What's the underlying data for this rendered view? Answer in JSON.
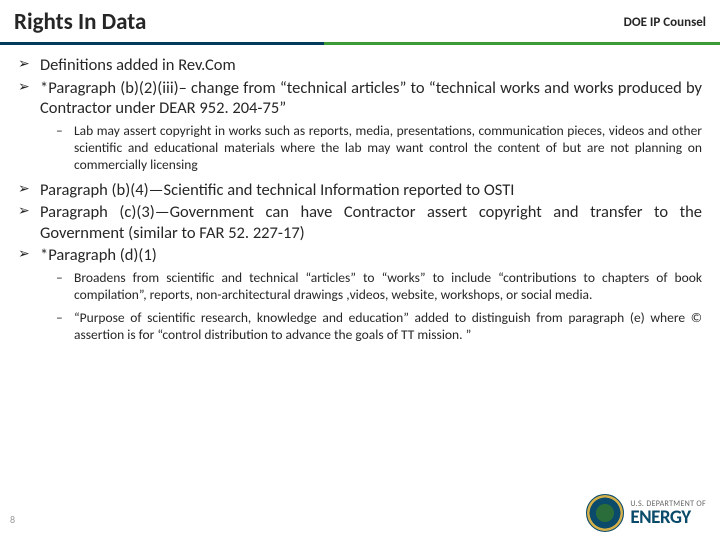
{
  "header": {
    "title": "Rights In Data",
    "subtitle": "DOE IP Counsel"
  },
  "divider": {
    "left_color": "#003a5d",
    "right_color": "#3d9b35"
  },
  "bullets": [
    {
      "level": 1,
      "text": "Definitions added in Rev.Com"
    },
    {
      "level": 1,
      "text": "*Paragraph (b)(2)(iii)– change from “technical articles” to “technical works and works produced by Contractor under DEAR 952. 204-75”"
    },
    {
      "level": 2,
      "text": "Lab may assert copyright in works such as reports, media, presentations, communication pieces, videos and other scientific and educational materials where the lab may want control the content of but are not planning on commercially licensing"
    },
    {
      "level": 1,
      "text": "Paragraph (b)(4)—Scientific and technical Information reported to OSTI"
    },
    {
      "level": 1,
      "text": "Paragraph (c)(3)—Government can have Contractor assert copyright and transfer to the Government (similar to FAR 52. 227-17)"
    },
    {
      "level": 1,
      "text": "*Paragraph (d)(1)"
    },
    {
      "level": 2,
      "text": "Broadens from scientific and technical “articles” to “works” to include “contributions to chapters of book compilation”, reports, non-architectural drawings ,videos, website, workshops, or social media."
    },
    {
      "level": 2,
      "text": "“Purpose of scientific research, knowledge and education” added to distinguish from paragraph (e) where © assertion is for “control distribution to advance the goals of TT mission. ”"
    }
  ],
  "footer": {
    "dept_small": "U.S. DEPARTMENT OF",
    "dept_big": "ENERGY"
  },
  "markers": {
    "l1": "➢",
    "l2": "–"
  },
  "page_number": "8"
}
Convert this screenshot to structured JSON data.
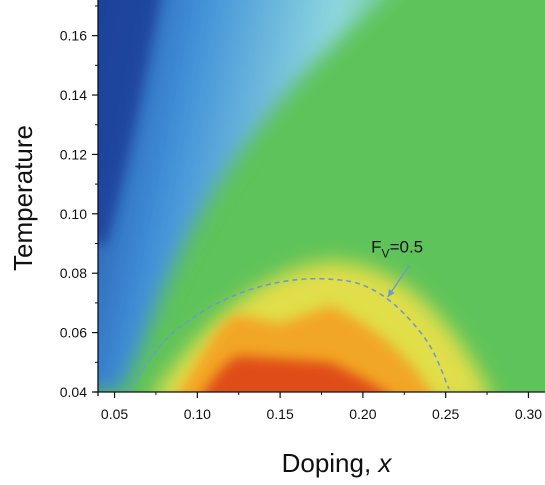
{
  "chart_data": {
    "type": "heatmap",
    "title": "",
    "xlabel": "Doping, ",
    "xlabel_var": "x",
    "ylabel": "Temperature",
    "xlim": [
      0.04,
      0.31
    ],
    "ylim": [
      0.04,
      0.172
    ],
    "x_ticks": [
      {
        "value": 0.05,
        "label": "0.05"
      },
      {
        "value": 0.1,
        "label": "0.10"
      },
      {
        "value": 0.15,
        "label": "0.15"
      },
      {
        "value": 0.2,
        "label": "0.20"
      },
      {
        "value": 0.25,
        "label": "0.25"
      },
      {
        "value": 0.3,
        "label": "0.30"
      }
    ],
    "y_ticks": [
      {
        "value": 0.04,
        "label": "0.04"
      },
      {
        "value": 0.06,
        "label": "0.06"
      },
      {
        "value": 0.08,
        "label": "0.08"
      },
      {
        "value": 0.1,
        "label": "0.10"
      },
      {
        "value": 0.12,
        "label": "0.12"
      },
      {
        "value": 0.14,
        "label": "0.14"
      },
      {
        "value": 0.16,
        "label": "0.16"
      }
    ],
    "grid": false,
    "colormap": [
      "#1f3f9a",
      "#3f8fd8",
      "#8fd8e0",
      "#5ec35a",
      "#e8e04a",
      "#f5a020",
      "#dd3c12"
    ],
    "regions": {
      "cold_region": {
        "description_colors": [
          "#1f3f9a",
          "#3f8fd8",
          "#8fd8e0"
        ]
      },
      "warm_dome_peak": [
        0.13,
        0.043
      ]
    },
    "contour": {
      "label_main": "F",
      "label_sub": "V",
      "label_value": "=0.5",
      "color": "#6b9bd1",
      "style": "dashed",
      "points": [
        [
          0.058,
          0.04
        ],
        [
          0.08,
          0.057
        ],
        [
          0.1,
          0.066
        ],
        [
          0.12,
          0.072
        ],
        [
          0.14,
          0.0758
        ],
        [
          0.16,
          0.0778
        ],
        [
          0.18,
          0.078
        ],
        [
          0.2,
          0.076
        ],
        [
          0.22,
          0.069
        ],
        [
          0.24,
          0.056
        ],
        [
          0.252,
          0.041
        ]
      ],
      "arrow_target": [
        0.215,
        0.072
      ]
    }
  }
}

● **TASK REQUIREMENTS**: Quote all the records verbatim, dropping any pictures from your copy.

● **WRITTEN SOLUTION**:
What's the underlying data for this rendered view? Answer in JSON.
{
  "header": {
    "title": "Rights In Data",
    "subtitle": "DOE IP Counsel"
  },
  "divider": {
    "left_color": "#003a5d",
    "right_color": "#3d9b35"
  },
  "bullets": [
    {
      "level": 1,
      "text": "Definitions added in Rev.Com"
    },
    {
      "level": 1,
      "text": "*Paragraph (b)(2)(iii)– change from “technical articles” to “technical works and works produced by Contractor under DEAR 952. 204-75”"
    },
    {
      "level": 2,
      "text": "Lab may assert copyright in works such as reports, media, presentations, communication pieces, videos and other scientific and educational materials where the lab may want control the content of but are not planning on commercially licensing"
    },
    {
      "level": 1,
      "text": "Paragraph (b)(4)—Scientific and technical Information reported to OSTI"
    },
    {
      "level": 1,
      "text": "Paragraph (c)(3)—Government can have Contractor assert copyright and transfer to the Government (similar to FAR 52. 227-17)"
    },
    {
      "level": 1,
      "text": "*Paragraph (d)(1)"
    },
    {
      "level": 2,
      "text": "Broadens from scientific and technical “articles” to “works” to include “contributions to chapters of book compilation”, reports, non-architectural drawings ,videos, website, workshops, or social media."
    },
    {
      "level": 2,
      "text": "“Purpose of scientific research, knowledge and education” added to distinguish from paragraph (e) where © assertion is for “control distribution to advance the goals of TT mission. ”"
    }
  ],
  "footer": {
    "dept_small": "U.S. DEPARTMENT OF",
    "dept_big": "ENERGY"
  },
  "markers": {
    "l1": "➢",
    "l2": "–"
  },
  "page_number": "8"
}
Convert this screenshot to structured JSON data.
{
  "chart_data": {
    "type": "heatmap",
    "title": "",
    "xlabel": "Doping, ",
    "xlabel_var": "x",
    "ylabel": "Temperature",
    "xlim": [
      0.04,
      0.31
    ],
    "ylim": [
      0.04,
      0.172
    ],
    "x_ticks": [
      {
        "value": 0.05,
        "label": "0.05"
      },
      {
        "value": 0.1,
        "label": "0.10"
      },
      {
        "value": 0.15,
        "label": "0.15"
      },
      {
        "value": 0.2,
        "label": "0.20"
      },
      {
        "value": 0.25,
        "label": "0.25"
      },
      {
        "value": 0.3,
        "label": "0.30"
      }
    ],
    "y_ticks": [
      {
        "value": 0.04,
        "label": "0.04"
      },
      {
        "value": 0.06,
        "label": "0.06"
      },
      {
        "value": 0.08,
        "label": "0.08"
      },
      {
        "value": 0.1,
        "label": "0.10"
      },
      {
        "value": 0.12,
        "label": "0.12"
      },
      {
        "value": 0.14,
        "label": "0.14"
      },
      {
        "value": 0.16,
        "label": "0.16"
      }
    ],
    "grid": false,
    "colormap": [
      "#1f3f9a",
      "#3f8fd8",
      "#8fd8e0",
      "#5ec35a",
      "#e8e04a",
      "#f5a020",
      "#dd3c12"
    ],
    "regions": {
      "cold_region": {
        "description_colors": [
          "#1f3f9a",
          "#3f8fd8",
          "#8fd8e0"
        ]
      },
      "warm_dome_peak": [
        0.13,
        0.043
      ]
    },
    "contour": {
      "label_main": "F",
      "label_sub": "V",
      "label_value": "=0.5",
      "color": "#6b9bd1",
      "style": "dashed",
      "points": [
        [
          0.058,
          0.04
        ],
        [
          0.08,
          0.057
        ],
        [
          0.1,
          0.066
        ],
        [
          0.12,
          0.072
        ],
        [
          0.14,
          0.0758
        ],
        [
          0.16,
          0.0778
        ],
        [
          0.18,
          0.078
        ],
        [
          0.2,
          0.076
        ],
        [
          0.22,
          0.069
        ],
        [
          0.24,
          0.056
        ],
        [
          0.252,
          0.041
        ]
      ],
      "arrow_target": [
        0.215,
        0.072
      ]
    }
  }
}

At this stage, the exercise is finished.